The problem:
Identify each line holding the string "name" and copy it.

==== Records provided ====

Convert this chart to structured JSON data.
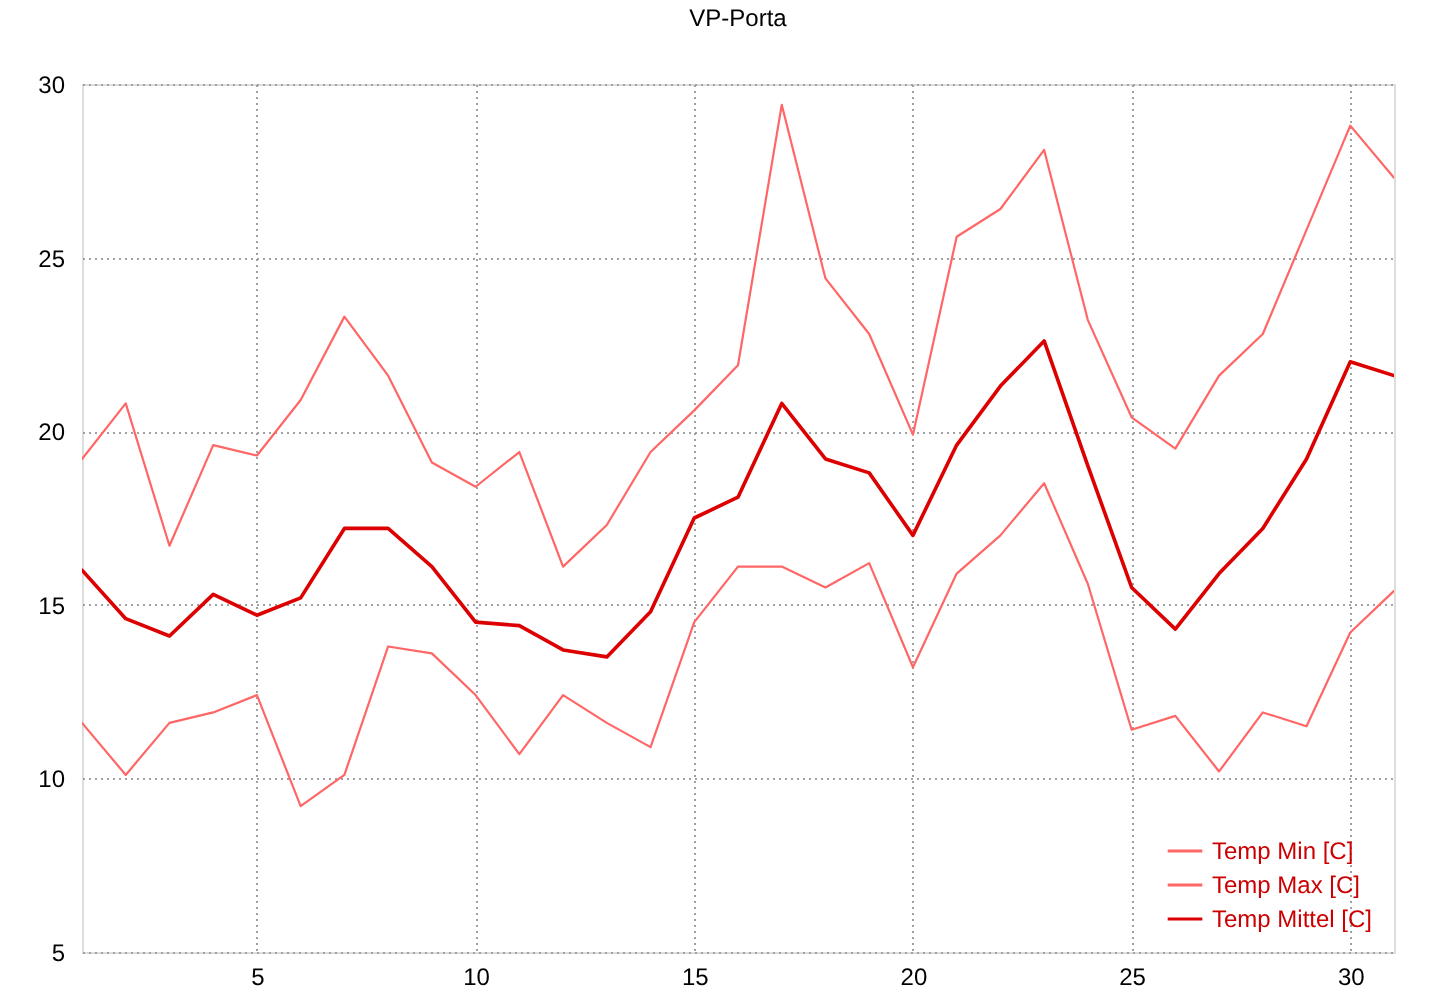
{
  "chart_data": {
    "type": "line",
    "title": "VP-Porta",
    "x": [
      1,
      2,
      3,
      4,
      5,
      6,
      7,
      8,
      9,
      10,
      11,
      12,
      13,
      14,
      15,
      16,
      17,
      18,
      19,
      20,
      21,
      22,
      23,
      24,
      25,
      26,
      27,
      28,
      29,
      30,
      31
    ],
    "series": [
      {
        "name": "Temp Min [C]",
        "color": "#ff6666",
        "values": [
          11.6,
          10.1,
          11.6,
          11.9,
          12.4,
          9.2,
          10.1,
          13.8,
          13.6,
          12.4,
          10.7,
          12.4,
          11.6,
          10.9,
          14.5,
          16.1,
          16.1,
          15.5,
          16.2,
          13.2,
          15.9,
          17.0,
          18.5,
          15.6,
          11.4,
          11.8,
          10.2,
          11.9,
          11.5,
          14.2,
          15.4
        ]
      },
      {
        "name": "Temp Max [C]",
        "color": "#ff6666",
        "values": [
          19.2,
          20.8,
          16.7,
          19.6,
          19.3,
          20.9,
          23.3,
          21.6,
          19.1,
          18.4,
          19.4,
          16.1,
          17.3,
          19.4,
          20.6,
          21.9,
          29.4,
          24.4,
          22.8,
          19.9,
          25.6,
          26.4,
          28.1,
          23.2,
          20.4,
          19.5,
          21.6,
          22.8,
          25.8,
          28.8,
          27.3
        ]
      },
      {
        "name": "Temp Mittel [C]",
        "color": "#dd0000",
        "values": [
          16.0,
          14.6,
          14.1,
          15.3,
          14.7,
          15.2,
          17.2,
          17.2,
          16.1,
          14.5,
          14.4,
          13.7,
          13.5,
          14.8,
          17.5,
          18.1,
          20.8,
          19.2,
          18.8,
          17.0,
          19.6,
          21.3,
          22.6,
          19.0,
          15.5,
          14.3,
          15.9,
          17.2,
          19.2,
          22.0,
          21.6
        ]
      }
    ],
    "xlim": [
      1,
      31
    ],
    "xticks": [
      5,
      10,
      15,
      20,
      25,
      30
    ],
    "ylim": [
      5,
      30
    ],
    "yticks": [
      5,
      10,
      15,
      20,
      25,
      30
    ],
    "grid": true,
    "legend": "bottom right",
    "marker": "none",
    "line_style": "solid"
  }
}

====
==== Records provided ====

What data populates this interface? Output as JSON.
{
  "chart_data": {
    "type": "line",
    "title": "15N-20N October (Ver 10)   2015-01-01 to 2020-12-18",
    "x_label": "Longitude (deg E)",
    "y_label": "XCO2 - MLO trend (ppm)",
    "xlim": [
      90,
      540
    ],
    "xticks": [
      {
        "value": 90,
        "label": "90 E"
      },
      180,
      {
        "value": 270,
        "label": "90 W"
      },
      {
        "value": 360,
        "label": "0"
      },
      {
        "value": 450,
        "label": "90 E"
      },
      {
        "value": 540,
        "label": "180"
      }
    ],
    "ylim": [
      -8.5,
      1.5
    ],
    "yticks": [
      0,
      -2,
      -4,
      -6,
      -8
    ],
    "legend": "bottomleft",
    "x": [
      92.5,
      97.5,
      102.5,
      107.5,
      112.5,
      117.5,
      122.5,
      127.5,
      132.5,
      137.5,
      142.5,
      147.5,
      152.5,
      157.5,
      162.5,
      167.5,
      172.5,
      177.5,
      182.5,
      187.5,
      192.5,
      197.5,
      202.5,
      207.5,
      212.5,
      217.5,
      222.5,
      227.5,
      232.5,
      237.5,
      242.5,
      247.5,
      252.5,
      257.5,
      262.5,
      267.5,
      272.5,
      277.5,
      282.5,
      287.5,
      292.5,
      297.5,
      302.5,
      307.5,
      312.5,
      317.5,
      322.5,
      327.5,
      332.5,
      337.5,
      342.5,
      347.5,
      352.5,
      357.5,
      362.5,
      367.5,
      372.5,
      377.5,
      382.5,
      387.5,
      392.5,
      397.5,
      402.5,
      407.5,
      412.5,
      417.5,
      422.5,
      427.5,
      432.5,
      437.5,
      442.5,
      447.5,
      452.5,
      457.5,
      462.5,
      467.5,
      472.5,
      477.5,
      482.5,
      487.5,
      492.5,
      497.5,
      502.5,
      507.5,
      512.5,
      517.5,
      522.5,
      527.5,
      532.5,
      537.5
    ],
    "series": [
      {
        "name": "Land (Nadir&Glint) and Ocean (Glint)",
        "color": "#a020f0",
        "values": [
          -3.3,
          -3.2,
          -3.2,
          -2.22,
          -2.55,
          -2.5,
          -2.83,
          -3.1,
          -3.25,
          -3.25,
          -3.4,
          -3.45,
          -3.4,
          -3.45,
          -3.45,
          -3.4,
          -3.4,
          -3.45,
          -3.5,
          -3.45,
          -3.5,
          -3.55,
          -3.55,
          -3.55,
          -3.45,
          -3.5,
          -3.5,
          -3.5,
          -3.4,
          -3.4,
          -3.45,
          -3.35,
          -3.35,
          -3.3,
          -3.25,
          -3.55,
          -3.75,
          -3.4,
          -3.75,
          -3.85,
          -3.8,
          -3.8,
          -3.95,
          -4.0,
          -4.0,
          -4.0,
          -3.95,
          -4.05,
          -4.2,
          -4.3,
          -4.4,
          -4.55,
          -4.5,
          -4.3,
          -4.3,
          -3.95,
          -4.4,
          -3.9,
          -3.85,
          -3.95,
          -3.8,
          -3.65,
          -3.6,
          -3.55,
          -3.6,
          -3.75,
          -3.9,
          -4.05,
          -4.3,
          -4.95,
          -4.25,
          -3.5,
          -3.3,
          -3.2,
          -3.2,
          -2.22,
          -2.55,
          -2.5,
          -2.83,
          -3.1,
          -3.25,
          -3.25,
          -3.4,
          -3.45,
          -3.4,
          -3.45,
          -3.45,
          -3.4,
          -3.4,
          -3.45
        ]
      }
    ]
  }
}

====

Final answer:
        "name": "Temp Min [C]",
        "name": "Temp Max [C]",
        "name": "Temp Mittel [C]",
        "name": "Land (Nadir&Glint) and Ocean (Glint)",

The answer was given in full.